What is being asked
Please count the lines in the records below that contain the string "rest", and give only the number.

The input
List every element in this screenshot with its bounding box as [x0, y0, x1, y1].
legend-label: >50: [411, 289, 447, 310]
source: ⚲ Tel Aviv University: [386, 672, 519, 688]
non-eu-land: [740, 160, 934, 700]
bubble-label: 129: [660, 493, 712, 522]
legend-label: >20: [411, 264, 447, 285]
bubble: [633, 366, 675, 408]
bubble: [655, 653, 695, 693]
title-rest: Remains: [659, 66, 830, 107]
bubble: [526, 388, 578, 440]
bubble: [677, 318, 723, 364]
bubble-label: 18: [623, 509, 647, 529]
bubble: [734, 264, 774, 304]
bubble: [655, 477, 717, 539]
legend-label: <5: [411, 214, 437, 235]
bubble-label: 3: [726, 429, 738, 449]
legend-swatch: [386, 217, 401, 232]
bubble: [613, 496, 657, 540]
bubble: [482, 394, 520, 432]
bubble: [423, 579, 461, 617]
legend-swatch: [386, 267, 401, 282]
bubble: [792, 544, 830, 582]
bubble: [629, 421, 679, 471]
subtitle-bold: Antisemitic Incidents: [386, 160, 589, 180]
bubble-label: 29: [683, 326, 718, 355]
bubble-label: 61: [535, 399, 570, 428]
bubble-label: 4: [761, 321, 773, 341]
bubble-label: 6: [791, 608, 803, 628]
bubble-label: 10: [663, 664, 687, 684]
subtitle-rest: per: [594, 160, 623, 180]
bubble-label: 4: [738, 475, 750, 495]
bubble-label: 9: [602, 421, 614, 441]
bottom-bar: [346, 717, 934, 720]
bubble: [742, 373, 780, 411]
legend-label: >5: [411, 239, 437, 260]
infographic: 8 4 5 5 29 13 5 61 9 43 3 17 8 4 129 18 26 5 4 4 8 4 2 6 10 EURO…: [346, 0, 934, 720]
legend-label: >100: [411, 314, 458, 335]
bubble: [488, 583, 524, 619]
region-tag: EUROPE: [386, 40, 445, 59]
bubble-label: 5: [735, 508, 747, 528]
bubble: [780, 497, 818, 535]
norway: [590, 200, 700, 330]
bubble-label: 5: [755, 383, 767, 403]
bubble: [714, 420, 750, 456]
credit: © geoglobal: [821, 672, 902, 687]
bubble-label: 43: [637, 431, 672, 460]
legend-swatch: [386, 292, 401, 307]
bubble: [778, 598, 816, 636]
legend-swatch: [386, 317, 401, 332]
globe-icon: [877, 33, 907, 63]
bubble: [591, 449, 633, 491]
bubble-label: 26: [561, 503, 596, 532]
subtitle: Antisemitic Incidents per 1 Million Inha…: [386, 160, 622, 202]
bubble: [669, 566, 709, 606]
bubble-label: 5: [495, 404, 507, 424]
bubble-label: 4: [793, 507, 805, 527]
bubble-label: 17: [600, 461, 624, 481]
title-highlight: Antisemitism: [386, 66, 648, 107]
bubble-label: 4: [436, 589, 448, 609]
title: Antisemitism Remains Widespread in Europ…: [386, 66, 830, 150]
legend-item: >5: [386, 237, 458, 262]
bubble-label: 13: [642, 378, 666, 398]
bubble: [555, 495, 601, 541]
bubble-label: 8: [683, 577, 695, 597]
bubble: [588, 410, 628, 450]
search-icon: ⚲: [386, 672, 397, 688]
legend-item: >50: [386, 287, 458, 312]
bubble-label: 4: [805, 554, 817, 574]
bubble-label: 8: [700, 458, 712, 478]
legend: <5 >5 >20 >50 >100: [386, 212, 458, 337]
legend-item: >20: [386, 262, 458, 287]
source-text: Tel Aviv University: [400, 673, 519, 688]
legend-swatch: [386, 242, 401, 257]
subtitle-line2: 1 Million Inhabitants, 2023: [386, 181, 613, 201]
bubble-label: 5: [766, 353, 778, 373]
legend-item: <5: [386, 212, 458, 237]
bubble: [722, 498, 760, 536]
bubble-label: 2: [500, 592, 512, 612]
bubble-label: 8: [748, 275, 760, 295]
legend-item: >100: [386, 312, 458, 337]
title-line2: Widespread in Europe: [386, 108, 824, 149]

Reply to the task
2